## What to produce
Locate each line in the records containing "Delay". Copy it.

[Start of Input for this task]

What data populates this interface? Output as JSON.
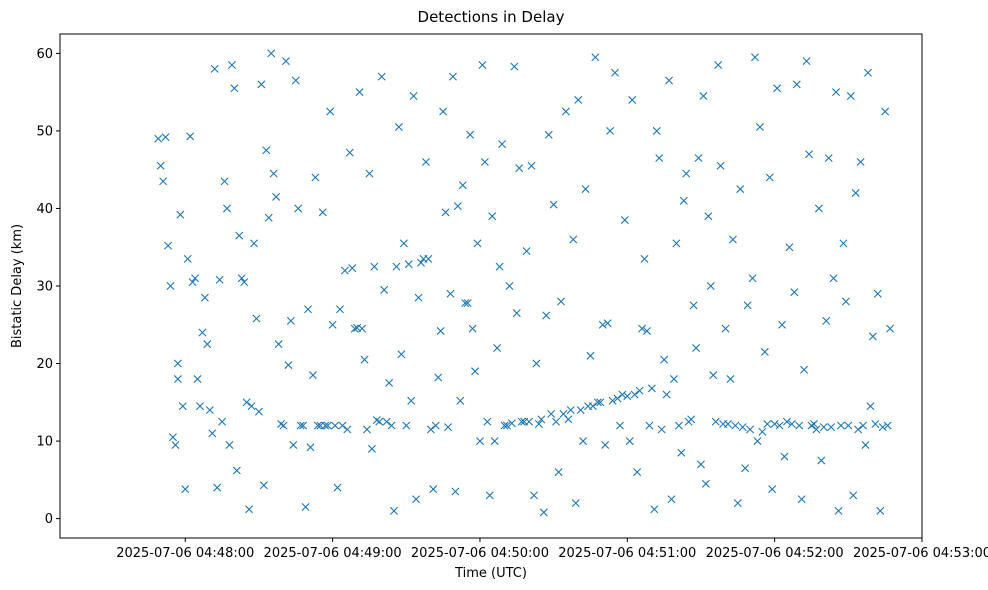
{
  "chart_data": {
    "type": "scatter",
    "title": "Detections in Delay",
    "xlabel": "Time (UTC)",
    "ylabel": "Bistatic Delay (km)",
    "xlim_seconds": [
      -51,
      300
    ],
    "ylim": [
      -2.5,
      62.5
    ],
    "x_ticks": [
      {
        "seconds": 0,
        "label": "2025-07-06 04:48:00"
      },
      {
        "seconds": 60,
        "label": "2025-07-06 04:49:00"
      },
      {
        "seconds": 120,
        "label": "2025-07-06 04:50:00"
      },
      {
        "seconds": 180,
        "label": "2025-07-06 04:51:00"
      },
      {
        "seconds": 240,
        "label": "2025-07-06 04:52:00"
      },
      {
        "seconds": 300,
        "label": "2025-07-06 04:53:00"
      }
    ],
    "y_ticks": [
      0,
      10,
      20,
      30,
      40,
      50,
      60
    ],
    "marker": "x",
    "marker_color": "#1f77b4",
    "x_origin": "2025-07-06 04:48:00",
    "series": [
      {
        "name": "detections",
        "points": [
          [
            -11,
            49
          ],
          [
            -10,
            45.5
          ],
          [
            -9,
            43.5
          ],
          [
            -8,
            49.2
          ],
          [
            -7,
            35.2
          ],
          [
            -6,
            30
          ],
          [
            -5,
            10.5
          ],
          [
            -4,
            9.5
          ],
          [
            -3,
            20
          ],
          [
            -3,
            18
          ],
          [
            -2,
            39.2
          ],
          [
            -1,
            14.5
          ],
          [
            0,
            3.8
          ],
          [
            1,
            33.5
          ],
          [
            2,
            49.3
          ],
          [
            3,
            30.5
          ],
          [
            4,
            31
          ],
          [
            5,
            18
          ],
          [
            6,
            14.5
          ],
          [
            7,
            24
          ],
          [
            8,
            28.5
          ],
          [
            9,
            22.5
          ],
          [
            10,
            14
          ],
          [
            11,
            11
          ],
          [
            12,
            58
          ],
          [
            13,
            4
          ],
          [
            14,
            30.8
          ],
          [
            15,
            12.5
          ],
          [
            16,
            43.5
          ],
          [
            17,
            40
          ],
          [
            18,
            9.5
          ],
          [
            19,
            58.5
          ],
          [
            20,
            55.5
          ],
          [
            21,
            6.2
          ],
          [
            22,
            36.5
          ],
          [
            23,
            31
          ],
          [
            24,
            30.5
          ],
          [
            25,
            15
          ],
          [
            26,
            1.2
          ],
          [
            27,
            14.5
          ],
          [
            28,
            35.5
          ],
          [
            29,
            25.8
          ],
          [
            30,
            13.8
          ],
          [
            31,
            56
          ],
          [
            32,
            4.3
          ],
          [
            33,
            47.5
          ],
          [
            34,
            38.8
          ],
          [
            35,
            60
          ],
          [
            36,
            44.5
          ],
          [
            37,
            41.5
          ],
          [
            38,
            22.5
          ],
          [
            39,
            12.2
          ],
          [
            40,
            12
          ],
          [
            41,
            59
          ],
          [
            42,
            19.8
          ],
          [
            43,
            25.5
          ],
          [
            44,
            9.5
          ],
          [
            45,
            56.5
          ],
          [
            46,
            40
          ],
          [
            47,
            12
          ],
          [
            48,
            12
          ],
          [
            49,
            1.5
          ],
          [
            50,
            27
          ],
          [
            51,
            9.2
          ],
          [
            52,
            18.5
          ],
          [
            53,
            44
          ],
          [
            54,
            12
          ],
          [
            55,
            12
          ],
          [
            56,
            39.5
          ],
          [
            57,
            12
          ],
          [
            58,
            12
          ],
          [
            59,
            52.5
          ],
          [
            60,
            25
          ],
          [
            61,
            12
          ],
          [
            62,
            4
          ],
          [
            63,
            27
          ],
          [
            64,
            12
          ],
          [
            65,
            32
          ],
          [
            66,
            11.5
          ],
          [
            67,
            47.2
          ],
          [
            68,
            32.3
          ],
          [
            69,
            24.5
          ],
          [
            70,
            24.6
          ],
          [
            71,
            55
          ],
          [
            72,
            24.5
          ],
          [
            73,
            20.5
          ],
          [
            74,
            11.5
          ],
          [
            75,
            44.5
          ],
          [
            76,
            9
          ],
          [
            77,
            32.5
          ],
          [
            78,
            12.7
          ],
          [
            79,
            12.5
          ],
          [
            80,
            57
          ],
          [
            81,
            29.5
          ],
          [
            82,
            12.5
          ],
          [
            83,
            17.5
          ],
          [
            84,
            12
          ],
          [
            85,
            1
          ],
          [
            86,
            32.5
          ],
          [
            87,
            50.5
          ],
          [
            88,
            21.2
          ],
          [
            89,
            35.5
          ],
          [
            90,
            12
          ],
          [
            91,
            32.8
          ],
          [
            92,
            15.2
          ],
          [
            93,
            54.5
          ],
          [
            94,
            2.5
          ],
          [
            95,
            28.5
          ],
          [
            96,
            33
          ],
          [
            97,
            33.5
          ],
          [
            98,
            46
          ],
          [
            99,
            33.5
          ],
          [
            100,
            11.5
          ],
          [
            101,
            3.8
          ],
          [
            102,
            12
          ],
          [
            103,
            18.2
          ],
          [
            104,
            24.2
          ],
          [
            105,
            52.5
          ],
          [
            106,
            39.5
          ],
          [
            107,
            11.8
          ],
          [
            108,
            29
          ],
          [
            109,
            57
          ],
          [
            110,
            3.5
          ],
          [
            111,
            40.3
          ],
          [
            112,
            15.2
          ],
          [
            113,
            43
          ],
          [
            114,
            27.8
          ],
          [
            115,
            27.8
          ],
          [
            116,
            49.5
          ],
          [
            117,
            24.5
          ],
          [
            118,
            19
          ],
          [
            119,
            35.5
          ],
          [
            120,
            10
          ],
          [
            121,
            58.5
          ],
          [
            122,
            46
          ],
          [
            123,
            12.5
          ],
          [
            124,
            3
          ],
          [
            125,
            39
          ],
          [
            126,
            10
          ],
          [
            127,
            22
          ],
          [
            128,
            32.5
          ],
          [
            129,
            48.3
          ],
          [
            130,
            12
          ],
          [
            131,
            12
          ],
          [
            132,
            30
          ],
          [
            133,
            12.3
          ],
          [
            134,
            58.3
          ],
          [
            135,
            26.5
          ],
          [
            136,
            45.2
          ],
          [
            137,
            12.5
          ],
          [
            138,
            12.5
          ],
          [
            139,
            34.5
          ],
          [
            140,
            12.5
          ],
          [
            141,
            45.5
          ],
          [
            142,
            3
          ],
          [
            143,
            20
          ],
          [
            144,
            12.2
          ],
          [
            145,
            12.8
          ],
          [
            146,
            0.8
          ],
          [
            147,
            26.2
          ],
          [
            148,
            49.5
          ],
          [
            149,
            13.5
          ],
          [
            150,
            40.5
          ],
          [
            151,
            12.5
          ],
          [
            152,
            6
          ],
          [
            153,
            28
          ],
          [
            154,
            13.5
          ],
          [
            155,
            52.5
          ],
          [
            156,
            12.8
          ],
          [
            157,
            14
          ],
          [
            158,
            36
          ],
          [
            159,
            2
          ],
          [
            160,
            54
          ],
          [
            161,
            14
          ],
          [
            162,
            10
          ],
          [
            163,
            42.5
          ],
          [
            164,
            14.5
          ],
          [
            165,
            21
          ],
          [
            166,
            14.5
          ],
          [
            167,
            59.5
          ],
          [
            168,
            15
          ],
          [
            169,
            15
          ],
          [
            170,
            25
          ],
          [
            171,
            9.5
          ],
          [
            172,
            25.2
          ],
          [
            173,
            50
          ],
          [
            174,
            15.2
          ],
          [
            175,
            57.5
          ],
          [
            176,
            15.5
          ],
          [
            177,
            12
          ],
          [
            178,
            16
          ],
          [
            179,
            38.5
          ],
          [
            180,
            15.8
          ],
          [
            181,
            10
          ],
          [
            182,
            54
          ],
          [
            183,
            16
          ],
          [
            184,
            6
          ],
          [
            185,
            16.5
          ],
          [
            186,
            24.5
          ],
          [
            187,
            33.5
          ],
          [
            188,
            24.2
          ],
          [
            189,
            12
          ],
          [
            190,
            16.8
          ],
          [
            191,
            1.2
          ],
          [
            192,
            50
          ],
          [
            193,
            46.5
          ],
          [
            194,
            11.5
          ],
          [
            195,
            20.5
          ],
          [
            196,
            16
          ],
          [
            197,
            56.5
          ],
          [
            198,
            2.5
          ],
          [
            199,
            18
          ],
          [
            200,
            35.5
          ],
          [
            201,
            12
          ],
          [
            202,
            8.5
          ],
          [
            203,
            41
          ],
          [
            204,
            44.5
          ],
          [
            205,
            12.5
          ],
          [
            206,
            12.8
          ],
          [
            207,
            27.5
          ],
          [
            208,
            22
          ],
          [
            209,
            46.5
          ],
          [
            210,
            7
          ],
          [
            211,
            54.5
          ],
          [
            212,
            4.5
          ],
          [
            213,
            39
          ],
          [
            214,
            30
          ],
          [
            215,
            18.5
          ],
          [
            216,
            12.5
          ],
          [
            217,
            58.5
          ],
          [
            218,
            45.5
          ],
          [
            219,
            12.2
          ],
          [
            220,
            24.5
          ],
          [
            221,
            12.2
          ],
          [
            222,
            18
          ],
          [
            223,
            36
          ],
          [
            224,
            12
          ],
          [
            225,
            2
          ],
          [
            226,
            42.5
          ],
          [
            227,
            11.8
          ],
          [
            228,
            6.5
          ],
          [
            229,
            27.5
          ],
          [
            230,
            11.5
          ],
          [
            231,
            31
          ],
          [
            232,
            59.5
          ],
          [
            233,
            10
          ],
          [
            234,
            50.5
          ],
          [
            235,
            11.2
          ],
          [
            236,
            21.5
          ],
          [
            237,
            12.2
          ],
          [
            238,
            44
          ],
          [
            239,
            3.8
          ],
          [
            240,
            12.2
          ],
          [
            241,
            55.5
          ],
          [
            242,
            12
          ],
          [
            243,
            25
          ],
          [
            244,
            8
          ],
          [
            245,
            12.5
          ],
          [
            246,
            35
          ],
          [
            247,
            12.2
          ],
          [
            248,
            29.2
          ],
          [
            249,
            56
          ],
          [
            250,
            12
          ],
          [
            251,
            2.5
          ],
          [
            252,
            19.2
          ],
          [
            253,
            59
          ],
          [
            254,
            47
          ],
          [
            255,
            12
          ],
          [
            256,
            12.2
          ],
          [
            257,
            11.5
          ],
          [
            258,
            40
          ],
          [
            259,
            7.5
          ],
          [
            260,
            11.8
          ],
          [
            261,
            25.5
          ],
          [
            262,
            46.5
          ],
          [
            263,
            11.8
          ],
          [
            264,
            31
          ],
          [
            265,
            55
          ],
          [
            266,
            1
          ],
          [
            267,
            12
          ],
          [
            268,
            35.5
          ],
          [
            269,
            28
          ],
          [
            270,
            12
          ],
          [
            271,
            54.5
          ],
          [
            272,
            3
          ],
          [
            273,
            42
          ],
          [
            274,
            11.5
          ],
          [
            275,
            46
          ],
          [
            276,
            12
          ],
          [
            277,
            9.5
          ],
          [
            278,
            57.5
          ],
          [
            279,
            14.5
          ],
          [
            280,
            23.5
          ],
          [
            281,
            12.2
          ],
          [
            282,
            29
          ],
          [
            283,
            1
          ],
          [
            284,
            11.8
          ],
          [
            285,
            52.5
          ],
          [
            286,
            12
          ],
          [
            287,
            24.5
          ]
        ]
      }
    ]
  }
}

[End of Input for this task]

## Written response
    "title": "Detections in Delay",
    "ylabel": "Bistatic Delay (km)",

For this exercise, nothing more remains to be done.